Dataset entries:
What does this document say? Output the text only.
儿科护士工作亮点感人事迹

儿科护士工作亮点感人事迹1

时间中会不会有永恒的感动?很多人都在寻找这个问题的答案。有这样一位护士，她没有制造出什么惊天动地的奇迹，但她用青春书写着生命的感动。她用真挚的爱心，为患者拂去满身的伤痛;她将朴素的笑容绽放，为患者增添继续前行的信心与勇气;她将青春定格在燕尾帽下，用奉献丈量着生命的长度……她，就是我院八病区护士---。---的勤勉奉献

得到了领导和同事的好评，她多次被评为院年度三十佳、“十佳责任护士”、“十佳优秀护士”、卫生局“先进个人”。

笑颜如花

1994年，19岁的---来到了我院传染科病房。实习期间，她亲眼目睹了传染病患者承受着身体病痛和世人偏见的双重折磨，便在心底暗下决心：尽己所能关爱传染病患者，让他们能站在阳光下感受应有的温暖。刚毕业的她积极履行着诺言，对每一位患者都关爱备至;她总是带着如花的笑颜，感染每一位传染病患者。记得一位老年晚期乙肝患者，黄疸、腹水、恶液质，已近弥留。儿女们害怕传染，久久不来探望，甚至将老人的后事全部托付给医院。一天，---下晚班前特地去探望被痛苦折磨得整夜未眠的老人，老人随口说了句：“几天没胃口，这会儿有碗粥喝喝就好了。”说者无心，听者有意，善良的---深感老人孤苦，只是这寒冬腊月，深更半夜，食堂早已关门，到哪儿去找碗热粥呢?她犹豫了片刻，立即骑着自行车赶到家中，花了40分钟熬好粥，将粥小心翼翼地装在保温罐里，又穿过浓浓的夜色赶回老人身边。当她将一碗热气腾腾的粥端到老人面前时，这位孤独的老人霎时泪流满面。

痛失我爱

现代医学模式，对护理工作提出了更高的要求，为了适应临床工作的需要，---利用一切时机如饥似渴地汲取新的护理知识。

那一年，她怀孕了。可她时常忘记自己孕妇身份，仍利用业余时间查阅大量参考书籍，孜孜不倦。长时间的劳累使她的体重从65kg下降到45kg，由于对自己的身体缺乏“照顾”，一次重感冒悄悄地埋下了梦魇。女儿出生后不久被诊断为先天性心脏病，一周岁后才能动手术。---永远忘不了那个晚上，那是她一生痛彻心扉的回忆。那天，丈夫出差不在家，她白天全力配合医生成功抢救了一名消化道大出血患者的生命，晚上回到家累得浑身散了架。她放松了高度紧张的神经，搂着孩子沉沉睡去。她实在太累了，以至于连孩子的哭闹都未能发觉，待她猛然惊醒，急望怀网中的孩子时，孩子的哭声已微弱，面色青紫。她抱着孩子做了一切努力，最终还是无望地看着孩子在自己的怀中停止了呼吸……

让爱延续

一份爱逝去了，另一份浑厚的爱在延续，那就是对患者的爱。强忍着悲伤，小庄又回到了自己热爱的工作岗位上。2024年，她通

**What the task requires**
Make an exact copy of all the data.

**Finished task**
What does this document say? Output the text only.
儿科护士工作亮点感人事迹

儿科护士工作亮点感人事迹1

时间中会不会有永恒的感动?很多人都在寻找这个问题的答案。有这样一位护士，她没有制造出什么惊天动地的奇迹，但她用青春书写着生命的感动。她用真挚的爱心，为患者拂去满身的伤痛;她将朴素的笑容绽放，为患者增添继续前行的信心与勇气;她将青春定格在燕尾帽下，用奉献丈量着生命的长度……她，就是我院八病区护士---。---的勤勉奉献

得到了领导和同事的好评，她多次被评为院年度三十佳、“十佳责任护士”、“十佳优秀护士”、卫生局“先进个人”。

笑颜如花

1994年，19岁的---来到了我院传染科病房。实习期间，她亲眼目睹了传染病患者承受着身体病痛和世人偏见的双重折磨，便在心底暗下决心：尽己所能关爱传染病患者，让他们能站在阳光下感受应有的温暖。刚毕业的她积极履行着诺言，对每一位患者都关爱备至;她总是带着如花的笑颜，感染每一位传染病患者。记得一位老年晚期乙肝患者，黄疸、腹水、恶液质，已近弥留。儿女们害怕传染，久久不来探望，甚至将老人的后事全部托付给医院。一天，---下晚班前特地去探望被痛苦折磨得整夜未眠的老人，老人随口说了句：“几天没胃口，这会儿有碗粥喝喝就好了。”说者无心，听者有意，善良的---深感老人孤苦，只是这寒冬腊月，深更半夜，食堂早已关门，到哪儿去找碗热粥呢?她犹豫了片刻，立即骑着自行车赶到家中，花了40分钟熬好粥，将粥小心翼翼地装在保温罐里，又穿过浓浓的夜色赶回老人身边。当她将一碗热气腾腾的粥端到老人面前时，这位孤独的老人霎时泪流满面。

痛失我爱

现代医学模式，对护理工作提出了更高的要求，为了适应临床工作的需要，---利用一切时机如饥似渴地汲取新的护理知识。

那一年，她怀孕了。可她时常忘记自己孕妇身份，仍利用业余时间查阅大量参考书籍，孜孜不倦。长时间的劳累使她的体重从65kg下降到45kg，由于对自己的身体缺乏“照顾”，一次重感冒悄悄地埋下了梦魇。女儿出生后不久被诊断为先天性心脏病，一周岁后才能动手术。---永远忘不了那个晚上，那是她一生痛彻心扉的回忆。那天，丈夫出差不在家，她白天全力配合医生成功抢救了一名消化道大出血患者的生命，晚上回到家累得浑身散了架。她放松了高度紧张的神经，搂着孩子沉沉睡去。她实在太累了，以至于连孩子的哭闹都未能发觉，待她猛然惊醒，急望怀网中的孩子时，孩子的哭声已微弱，面色青紫。她抱着孩子做了一切努力，最终还是无望地看着孩子在自己的怀中停止了呼吸……

让爱延续

一份爱逝去了，另一份浑厚的爱在延续，那就是对患者的爱。强忍着悲伤，小庄又回到了自己热爱的工作岗位上。2024年，她通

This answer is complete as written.